• Set task:
Reproduce each of the records below exactly, line for line, without alteration.

╭─ Stored records

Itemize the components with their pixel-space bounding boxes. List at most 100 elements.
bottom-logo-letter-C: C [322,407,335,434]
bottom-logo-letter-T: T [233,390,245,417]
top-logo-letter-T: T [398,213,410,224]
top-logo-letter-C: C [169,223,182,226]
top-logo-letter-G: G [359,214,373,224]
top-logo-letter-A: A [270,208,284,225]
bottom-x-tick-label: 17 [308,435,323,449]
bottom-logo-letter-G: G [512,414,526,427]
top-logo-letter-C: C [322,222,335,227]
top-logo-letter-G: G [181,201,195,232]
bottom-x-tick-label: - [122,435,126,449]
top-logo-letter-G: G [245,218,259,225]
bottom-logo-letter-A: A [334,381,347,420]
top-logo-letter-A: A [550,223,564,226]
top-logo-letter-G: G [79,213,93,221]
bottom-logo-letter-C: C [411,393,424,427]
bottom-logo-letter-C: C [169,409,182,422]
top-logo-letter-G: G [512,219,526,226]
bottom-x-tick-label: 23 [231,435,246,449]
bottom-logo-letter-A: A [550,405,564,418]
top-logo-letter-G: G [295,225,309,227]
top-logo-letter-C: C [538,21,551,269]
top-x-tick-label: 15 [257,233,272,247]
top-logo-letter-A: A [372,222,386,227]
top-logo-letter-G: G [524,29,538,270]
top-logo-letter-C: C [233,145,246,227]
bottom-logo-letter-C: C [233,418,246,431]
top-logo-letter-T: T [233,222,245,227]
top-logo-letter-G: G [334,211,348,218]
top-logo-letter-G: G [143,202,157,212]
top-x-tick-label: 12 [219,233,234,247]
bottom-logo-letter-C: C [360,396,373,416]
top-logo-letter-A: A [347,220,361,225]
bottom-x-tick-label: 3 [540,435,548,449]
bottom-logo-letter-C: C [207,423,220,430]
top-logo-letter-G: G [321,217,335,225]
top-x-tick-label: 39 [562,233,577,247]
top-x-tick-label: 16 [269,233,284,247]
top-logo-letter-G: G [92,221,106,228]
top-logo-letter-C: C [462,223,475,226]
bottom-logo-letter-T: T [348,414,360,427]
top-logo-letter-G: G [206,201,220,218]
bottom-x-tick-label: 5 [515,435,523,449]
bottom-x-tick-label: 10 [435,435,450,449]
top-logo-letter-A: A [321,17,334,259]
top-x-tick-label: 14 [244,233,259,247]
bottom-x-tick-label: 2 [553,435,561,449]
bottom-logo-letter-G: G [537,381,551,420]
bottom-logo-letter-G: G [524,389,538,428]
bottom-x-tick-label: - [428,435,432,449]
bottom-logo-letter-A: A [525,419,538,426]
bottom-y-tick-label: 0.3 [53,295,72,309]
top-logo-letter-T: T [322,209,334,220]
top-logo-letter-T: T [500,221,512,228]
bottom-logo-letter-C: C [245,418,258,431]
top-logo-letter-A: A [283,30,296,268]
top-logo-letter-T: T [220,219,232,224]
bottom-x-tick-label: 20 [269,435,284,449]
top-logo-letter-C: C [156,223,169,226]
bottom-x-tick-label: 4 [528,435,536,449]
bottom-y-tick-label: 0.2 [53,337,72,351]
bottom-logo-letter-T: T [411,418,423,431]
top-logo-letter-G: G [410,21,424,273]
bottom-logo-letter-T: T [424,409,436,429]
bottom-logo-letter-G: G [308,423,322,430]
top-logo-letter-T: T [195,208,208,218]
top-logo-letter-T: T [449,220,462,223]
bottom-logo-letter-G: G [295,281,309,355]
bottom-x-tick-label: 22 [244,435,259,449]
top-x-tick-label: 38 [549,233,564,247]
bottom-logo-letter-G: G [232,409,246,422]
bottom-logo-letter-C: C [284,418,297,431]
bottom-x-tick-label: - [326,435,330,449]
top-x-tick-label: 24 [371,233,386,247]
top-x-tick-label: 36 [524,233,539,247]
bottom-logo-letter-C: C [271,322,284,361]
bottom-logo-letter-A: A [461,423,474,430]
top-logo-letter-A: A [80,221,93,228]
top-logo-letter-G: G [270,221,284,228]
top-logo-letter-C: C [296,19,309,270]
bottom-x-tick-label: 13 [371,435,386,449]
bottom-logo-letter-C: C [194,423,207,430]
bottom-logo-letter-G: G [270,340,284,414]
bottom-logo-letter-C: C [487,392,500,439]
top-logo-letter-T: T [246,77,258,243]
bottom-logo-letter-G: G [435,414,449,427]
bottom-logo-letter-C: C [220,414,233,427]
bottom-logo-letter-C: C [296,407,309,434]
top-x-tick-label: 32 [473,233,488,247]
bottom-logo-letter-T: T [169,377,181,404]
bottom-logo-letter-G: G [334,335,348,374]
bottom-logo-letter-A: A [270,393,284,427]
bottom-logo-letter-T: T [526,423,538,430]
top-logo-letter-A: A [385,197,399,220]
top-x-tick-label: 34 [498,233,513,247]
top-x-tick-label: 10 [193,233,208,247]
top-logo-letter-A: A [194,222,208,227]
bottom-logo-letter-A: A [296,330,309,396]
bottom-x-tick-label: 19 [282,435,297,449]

╰─

• Solution:
Itemize the components with their pixel-space bounding boxes. List at most 100 elements.
bottom-logo-letter-C: C [322,407,335,434]
bottom-logo-letter-T: T [233,390,245,417]
top-logo-letter-T: T [398,213,410,224]
top-logo-letter-C: C [169,223,182,226]
top-logo-letter-G: G [359,214,373,224]
top-logo-letter-A: A [270,208,284,225]
bottom-x-tick-label: 17 [308,435,323,449]
bottom-logo-letter-G: G [512,414,526,427]
top-logo-letter-C: C [322,222,335,227]
top-logo-letter-G: G [181,201,195,232]
bottom-x-tick-label: - [122,435,126,449]
top-logo-letter-G: G [245,218,259,225]
bottom-logo-letter-A: A [334,381,347,420]
top-logo-letter-A: A [550,223,564,226]
top-logo-letter-G: G [79,213,93,221]
bottom-logo-letter-C: C [411,393,424,427]
bottom-logo-letter-C: C [169,409,182,422]
top-logo-letter-G: G [512,219,526,226]
bottom-x-tick-label: 23 [231,435,246,449]
bottom-logo-letter-A: A [550,405,564,418]
top-logo-letter-G: G [295,225,309,227]
top-logo-letter-C: C [538,21,551,269]
top-x-tick-label: 15 [257,233,272,247]
top-logo-letter-A: A [372,222,386,227]
top-logo-letter-G: G [524,29,538,270]
top-logo-letter-C: C [233,145,246,227]
bottom-logo-letter-C: C [233,418,246,431]
top-logo-letter-T: T [233,222,245,227]
top-logo-letter-G: G [334,211,348,218]
top-logo-letter-G: G [143,202,157,212]
top-x-tick-label: 12 [219,233,234,247]
bottom-logo-letter-C: C [360,396,373,416]
top-logo-letter-A: A [347,220,361,225]
bottom-x-tick-label: 3 [540,435,548,449]
bottom-logo-letter-C: C [207,423,220,430]
top-logo-letter-G: G [321,217,335,225]
top-x-tick-label: 39 [562,233,577,247]
top-x-tick-label: 16 [269,233,284,247]
top-logo-letter-G: G [92,221,106,228]
top-logo-letter-C: C [462,223,475,226]
bottom-logo-letter-T: T [348,414,360,427]
top-logo-letter-G: G [206,201,220,218]
bottom-x-tick-label: 5 [515,435,523,449]
bottom-x-tick-label: 10 [435,435,450,449]
top-logo-letter-A: A [321,17,334,259]
top-x-tick-label: 14 [244,233,259,247]
bottom-x-tick-label: 2 [553,435,561,449]
bottom-logo-letter-G: G [537,381,551,420]
bottom-logo-letter-G: G [524,389,538,428]
bottom-x-tick-label: - [428,435,432,449]
bottom-logo-letter-A: A [525,419,538,426]
bottom-y-tick-label: 0.3 [53,295,72,309]
top-logo-letter-T: T [322,209,334,220]
top-logo-letter-T: T [500,221,512,228]
bottom-logo-letter-C: C [245,418,258,431]
top-logo-letter-A: A [283,30,296,268]
top-logo-letter-T: T [220,219,232,224]
bottom-x-tick-label: 20 [269,435,284,449]
top-logo-letter-C: C [156,223,169,226]
bottom-x-tick-label: 4 [528,435,536,449]
bottom-y-tick-label: 0.2 [53,337,72,351]
bottom-logo-letter-T: T [411,418,423,431]
top-logo-letter-G: G [410,21,424,273]
bottom-logo-letter-T: T [424,409,436,429]
bottom-logo-letter-G: G [308,423,322,430]
top-logo-letter-T: T [195,208,208,218]
top-logo-letter-T: T [449,220,462,223]
bottom-logo-letter-G: G [295,281,309,355]
bottom-x-tick-label: 22 [244,435,259,449]
top-x-tick-label: 38 [549,233,564,247]
bottom-logo-letter-G: G [232,409,246,422]
bottom-logo-letter-C: C [284,418,297,431]
bottom-x-tick-label: - [326,435,330,449]
top-x-tick-label: 24 [371,233,386,247]
top-x-tick-label: 36 [524,233,539,247]
bottom-logo-letter-C: C [271,322,284,361]
bottom-logo-letter-A: A [461,423,474,430]
top-logo-letter-A: A [80,221,93,228]
top-logo-letter-G: G [270,221,284,228]
top-logo-letter-C: C [296,19,309,270]
bottom-x-tick-label: 13 [371,435,386,449]
bottom-logo-letter-C: C [194,423,207,430]
bottom-logo-letter-G: G [270,340,284,414]
bottom-logo-letter-C: C [487,392,500,439]
top-logo-letter-T: T [246,77,258,243]
bottom-logo-letter-G: G [435,414,449,427]
bottom-logo-letter-C: C [220,414,233,427]
bottom-logo-letter-C: C [296,407,309,434]
top-x-tick-label: 32 [473,233,488,247]
bottom-logo-letter-T: T [169,377,181,404]
bottom-logo-letter-G: G [334,335,348,374]
bottom-logo-letter-A: A [270,393,284,427]
bottom-logo-letter-T: T [526,423,538,430]
top-logo-letter-A: A [385,197,399,220]
top-x-tick-label: 34 [498,233,513,247]
top-x-tick-label: 10 [193,233,208,247]
top-logo-letter-A: A [194,222,208,227]
bottom-logo-letter-A: A [296,330,309,396]
bottom-x-tick-label: 19 [282,435,297,449]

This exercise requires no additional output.